# START OF Information provided

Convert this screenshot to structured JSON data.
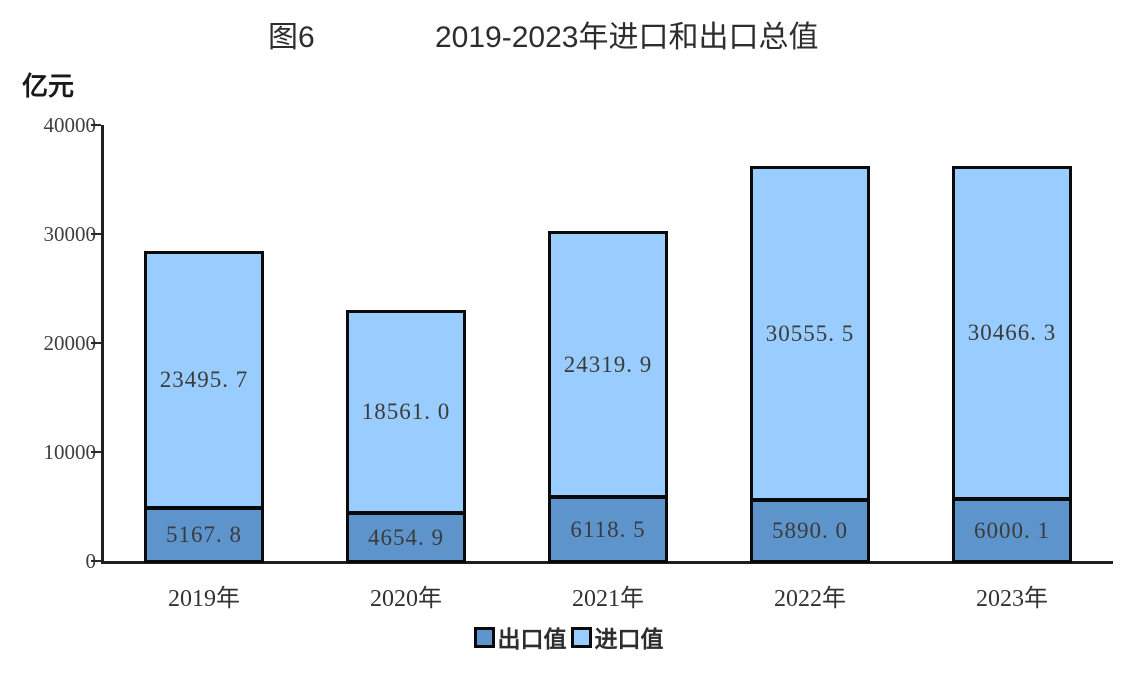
{
  "title": {
    "figure_label": "图6",
    "text": "2019-2023年进口和出口总值"
  },
  "axes": {
    "y_unit": "亿元",
    "y_max": 40000,
    "y_ticks": [
      "40000",
      "30000",
      "20000",
      "10000",
      "0"
    ]
  },
  "legend": [
    {
      "label": "出口值",
      "color": "#5D94CB"
    },
    {
      "label": "进口值",
      "color": "#99CCFF"
    }
  ],
  "chart_data": {
    "type": "bar",
    "stacked": true,
    "title": "图6 2019-2023年进口和出口总值",
    "ylabel": "亿元",
    "xlabel": "",
    "ylim": [
      0,
      40000
    ],
    "grid": false,
    "legend_position": "bottom",
    "categories": [
      "2019年",
      "2020年",
      "2021年",
      "2022年",
      "2023年"
    ],
    "series": [
      {
        "name": "出口值",
        "color": "#5D94CB",
        "values": [
          5167.8,
          4654.9,
          6118.5,
          5890.0,
          6000.1
        ],
        "labels": [
          "5167. 8",
          "4654. 9",
          "6118. 5",
          "5890. 0",
          "6000. 1"
        ]
      },
      {
        "name": "进口值",
        "color": "#99CCFF",
        "values": [
          23495.7,
          18561.0,
          24319.9,
          30555.5,
          30466.3
        ],
        "labels": [
          "23495. 7",
          "18561. 0",
          "24319. 9",
          "30555. 5",
          "30466. 3"
        ]
      }
    ]
  }
}
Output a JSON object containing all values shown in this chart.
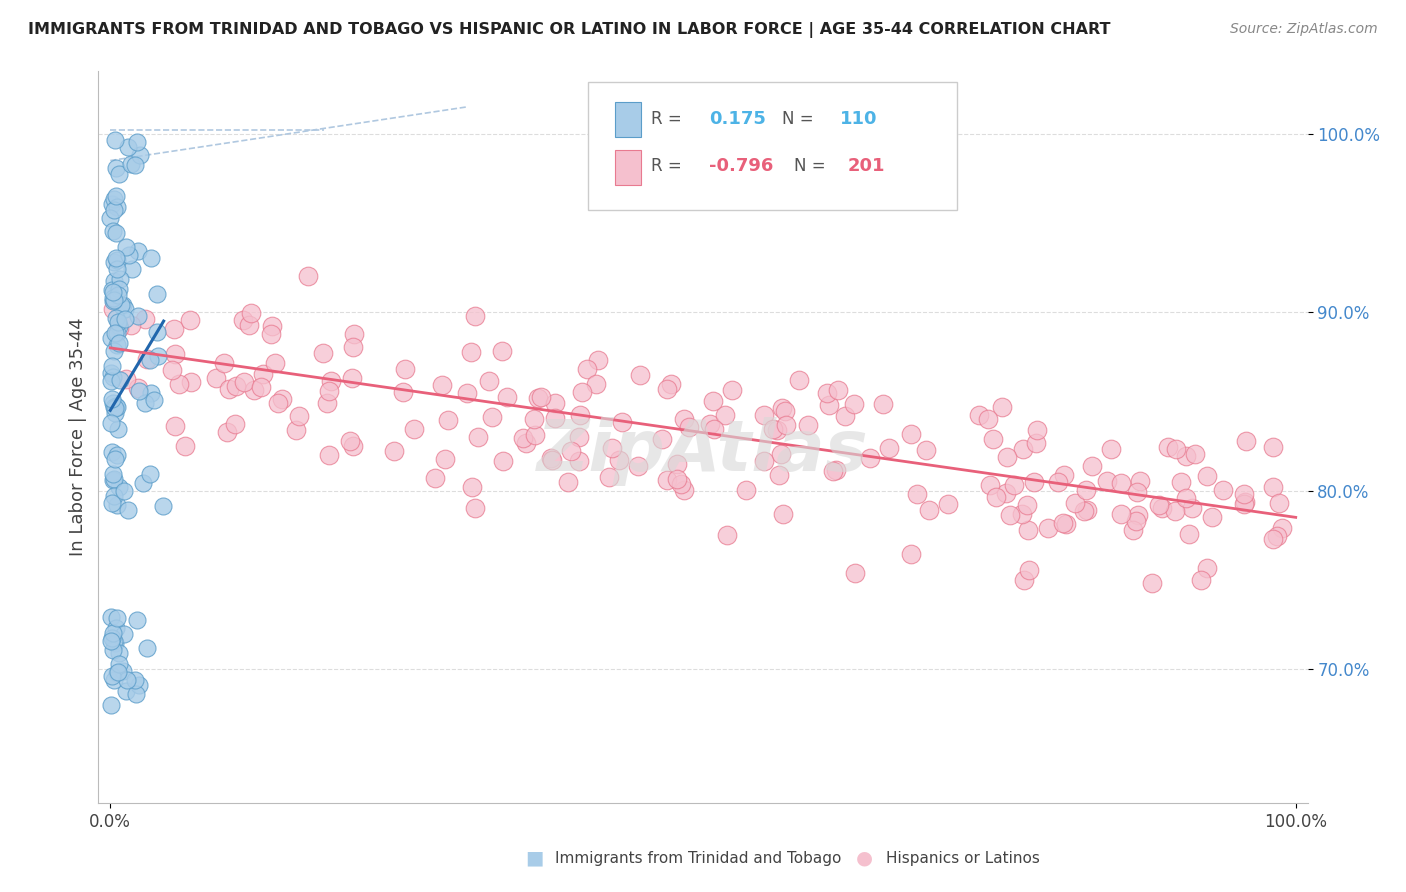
{
  "title": "IMMIGRANTS FROM TRINIDAD AND TOBAGO VS HISPANIC OR LATINO IN LABOR FORCE | AGE 35-44 CORRELATION CHART",
  "source": "Source: ZipAtlas.com",
  "ylabel": "In Labor Force | Age 35-44",
  "xlim": [
    -0.01,
    1.01
  ],
  "ylim": [
    0.625,
    1.035
  ],
  "yticks": [
    0.7,
    0.8,
    0.9,
    1.0
  ],
  "ytick_labels": [
    "70.0%",
    "80.0%",
    "90.0%",
    "100.0%"
  ],
  "xtick_labels": [
    "0.0%",
    "100.0%"
  ],
  "legend_blue_r": "0.175",
  "legend_blue_n": "110",
  "legend_pink_r": "-0.796",
  "legend_pink_n": "201",
  "blue_fill": "#a8cce8",
  "blue_edge": "#5b9dc9",
  "pink_fill": "#f5c0ce",
  "pink_edge": "#e87a90",
  "blue_line_color": "#2166ac",
  "pink_line_color": "#e8607a",
  "diagonal_color": "#b0c8e0",
  "watermark": "ZipAtlas",
  "legend_blue_r_color": "#4db3e6",
  "legend_pink_r_color": "#e8607a",
  "legend_n_color": "#4db3e6",
  "legend_pink_n_color": "#e8607a"
}
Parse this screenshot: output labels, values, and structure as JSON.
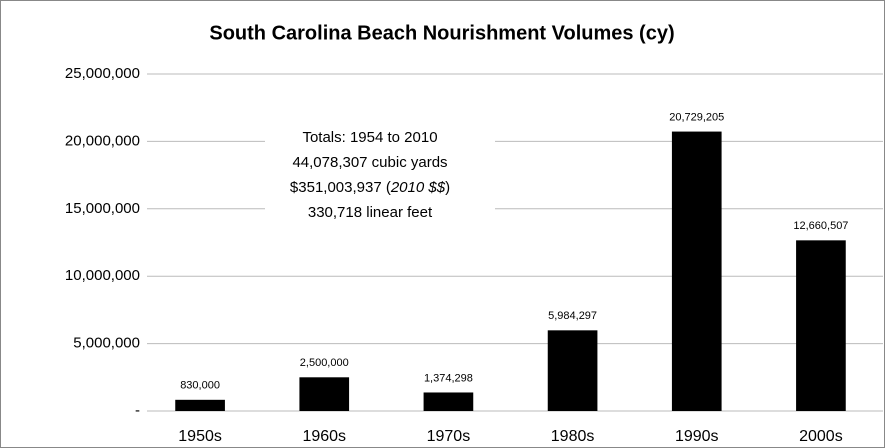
{
  "chart_data": {
    "type": "bar",
    "title": "South Carolina Beach Nourishment Volumes (cy)",
    "categories": [
      "1950s",
      "1960s",
      "1970s",
      "1980s",
      "1990s",
      "2000s"
    ],
    "values": [
      830000,
      2500000,
      1374298,
      5984297,
      20729205,
      12660507
    ],
    "value_labels": [
      "830,000",
      "2,500,000",
      "1,374,298",
      "5,984,297",
      "20,729,205",
      "12,660,507"
    ],
    "color": "#000000",
    "ylim": [
      0,
      25000000
    ],
    "yticks": [
      {
        "value": 0,
        "label": "-"
      },
      {
        "value": 5000000,
        "label": "5,000,000"
      },
      {
        "value": 10000000,
        "label": "10,000,000"
      },
      {
        "value": 15000000,
        "label": "15,000,000"
      },
      {
        "value": 20000000,
        "label": "20,000,000"
      },
      {
        "value": 25000000,
        "label": "25,000,000"
      }
    ],
    "grid": true,
    "annotation": {
      "lines": [
        "Totals:  1954 to 2010",
        "44,078,307 cubic yards",
        "330,718 linear feet"
      ],
      "cost": [
        "$351,003,937 (",
        "2010 $$",
        ")"
      ]
    }
  }
}
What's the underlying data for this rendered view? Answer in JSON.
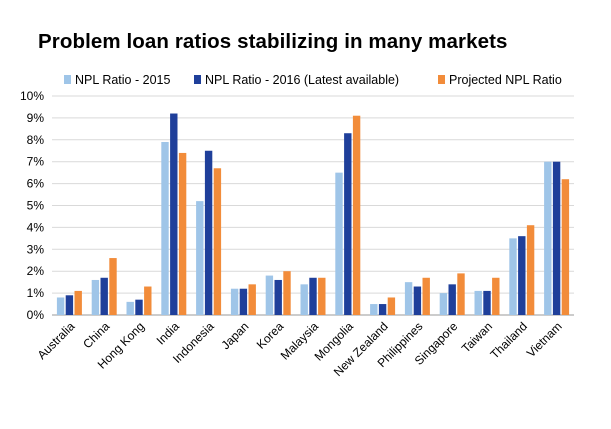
{
  "colors": {
    "npl_2015": "#9fc5e8",
    "npl_2016": "#1f3f9a",
    "projected": "#f28c3a"
  },
  "chart_data": {
    "type": "bar",
    "title": "Problem loan ratios stabilizing in many markets",
    "xlabel": "",
    "ylabel": "",
    "ylim": [
      0,
      10
    ],
    "y_ticks": [
      "0%",
      "1%",
      "2%",
      "3%",
      "4%",
      "5%",
      "6%",
      "7%",
      "8%",
      "9%",
      "10%"
    ],
    "grid": true,
    "legend_position": "top",
    "categories": [
      "Australia",
      "China",
      "Hong Kong",
      "India",
      "Indonesia",
      "Japan",
      "Korea",
      "Malaysia",
      "Mongolia",
      "New Zealand",
      "Philippines",
      "Singapore",
      "Taiwan",
      "Thailand",
      "Vietnam"
    ],
    "series": [
      {
        "name": "NPL Ratio - 2015",
        "values": [
          0.8,
          1.6,
          0.6,
          7.9,
          5.2,
          1.2,
          1.8,
          1.4,
          6.5,
          0.5,
          1.5,
          1.0,
          1.1,
          3.5,
          7.0
        ]
      },
      {
        "name": "NPL Ratio - 2016 (Latest available)",
        "values": [
          0.9,
          1.7,
          0.7,
          9.2,
          7.5,
          1.2,
          1.6,
          1.7,
          8.3,
          0.5,
          1.3,
          1.4,
          1.1,
          3.6,
          7.0
        ]
      },
      {
        "name": "Projected NPL Ratio",
        "values": [
          1.1,
          2.6,
          1.3,
          7.4,
          6.7,
          1.4,
          2.0,
          1.7,
          9.1,
          0.8,
          1.7,
          1.9,
          1.7,
          4.1,
          6.2
        ]
      }
    ]
  }
}
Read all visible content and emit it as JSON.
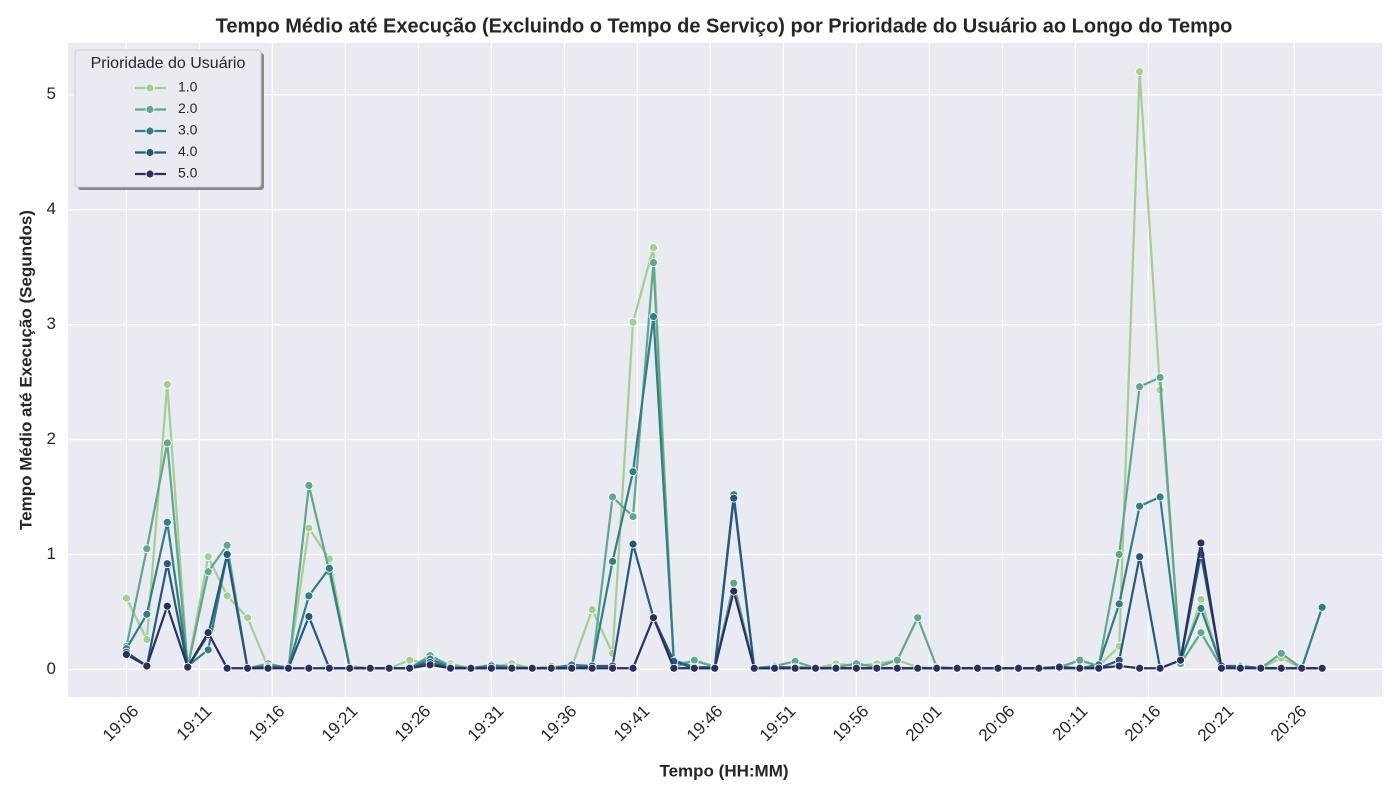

# END OF Information provided

→ **What the task requires**
Read through the entries and copy every line that includes "title".

→ **Full answer**
  "title": {
    "title": "图6 2019-2023年进口和出口总值",
  "title": "IMMIGRANTS FROM TRINIDAD AND TOBAGO VS HISPANIC OR LATINO IN LABOR FORCE | AGE 35-44 CORRELATION CHART",
    "title": "South Carolina Beach Nourishment Volumes (cy)",
    "title": "Problem loan ratios stabilizing in many markets",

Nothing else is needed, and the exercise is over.